Material to process:
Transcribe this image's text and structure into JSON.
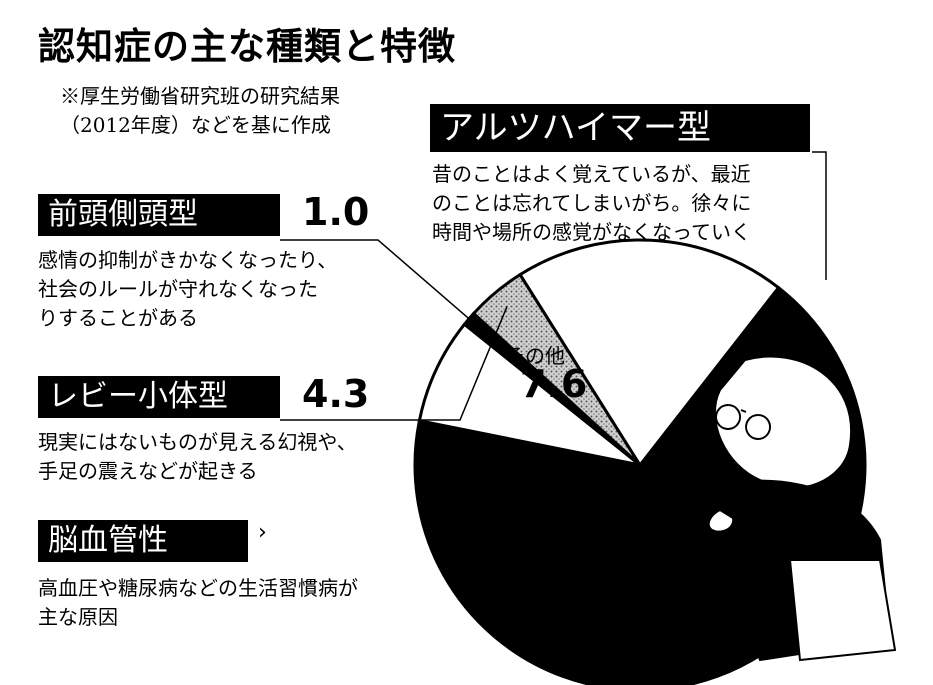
{
  "title": "認知症の主な種類と特徴",
  "note": {
    "line1": "※厚生労働省研究班の研究結果",
    "line2": "（2012年度）などを基に作成"
  },
  "chart_data": {
    "type": "pie",
    "title": "認知症の主な種類と特徴",
    "series": [
      {
        "name": "アルツハイマー型",
        "value": 67.6,
        "label": "67.6%",
        "fill": "#000000",
        "description": [
          "昔のことはよく覚えているが、最近",
          "のことは忘れてしまいがち。徐々に",
          "時間や場所の感覚がなくなっていく"
        ]
      },
      {
        "name": "その他",
        "value": 7.6,
        "label": "7.6",
        "fill": "#ffffff",
        "description": []
      },
      {
        "name": "レビー小体型",
        "value": 4.3,
        "label": "4.3",
        "fill": "#bdbdbd",
        "description": [
          "現実にはないものが見える幻視や、",
          "手足の震えなどが起きる"
        ]
      },
      {
        "name": "前頭側頭型",
        "value": 1.0,
        "label": "1.0",
        "fill": "#000000",
        "description": [
          "感情の抑制がきかなくなったり、",
          "社会のルールが守れなくなった",
          "りすることがある"
        ]
      },
      {
        "name": "脳血管性",
        "value": 19.5,
        "label": "",
        "fill": "#ffffff",
        "description": [
          "高血圧や糖尿病などの生活習慣病が",
          "主な原因"
        ]
      }
    ],
    "legend_placement": "left",
    "colors": {
      "dark": "#000000",
      "light": "#ffffff",
      "dotted": "#bdbdbd"
    }
  }
}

Your goal: Can you restate all the records above word for word while dropping the pictures?

Worked answer:
Transcribe this image's text and structure into JSON.
{
  "title": "認知症の主な種類と特徴",
  "note": {
    "line1": "※厚生労働省研究班の研究結果",
    "line2": "（2012年度）などを基に作成"
  },
  "chart_data": {
    "type": "pie",
    "title": "認知症の主な種類と特徴",
    "series": [
      {
        "name": "アルツハイマー型",
        "value": 67.6,
        "label": "67.6%",
        "fill": "#000000",
        "description": [
          "昔のことはよく覚えているが、最近",
          "のことは忘れてしまいがち。徐々に",
          "時間や場所の感覚がなくなっていく"
        ]
      },
      {
        "name": "その他",
        "value": 7.6,
        "label": "7.6",
        "fill": "#ffffff",
        "description": []
      },
      {
        "name": "レビー小体型",
        "value": 4.3,
        "label": "4.3",
        "fill": "#bdbdbd",
        "description": [
          "現実にはないものが見える幻視や、",
          "手足の震えなどが起きる"
        ]
      },
      {
        "name": "前頭側頭型",
        "value": 1.0,
        "label": "1.0",
        "fill": "#000000",
        "description": [
          "感情の抑制がきかなくなったり、",
          "社会のルールが守れなくなった",
          "りすることがある"
        ]
      },
      {
        "name": "脳血管性",
        "value": 19.5,
        "label": "",
        "fill": "#ffffff",
        "description": [
          "高血圧や糖尿病などの生活習慣病が",
          "主な原因"
        ]
      }
    ],
    "legend_placement": "left",
    "colors": {
      "dark": "#000000",
      "light": "#ffffff",
      "dotted": "#bdbdbd"
    }
  }
}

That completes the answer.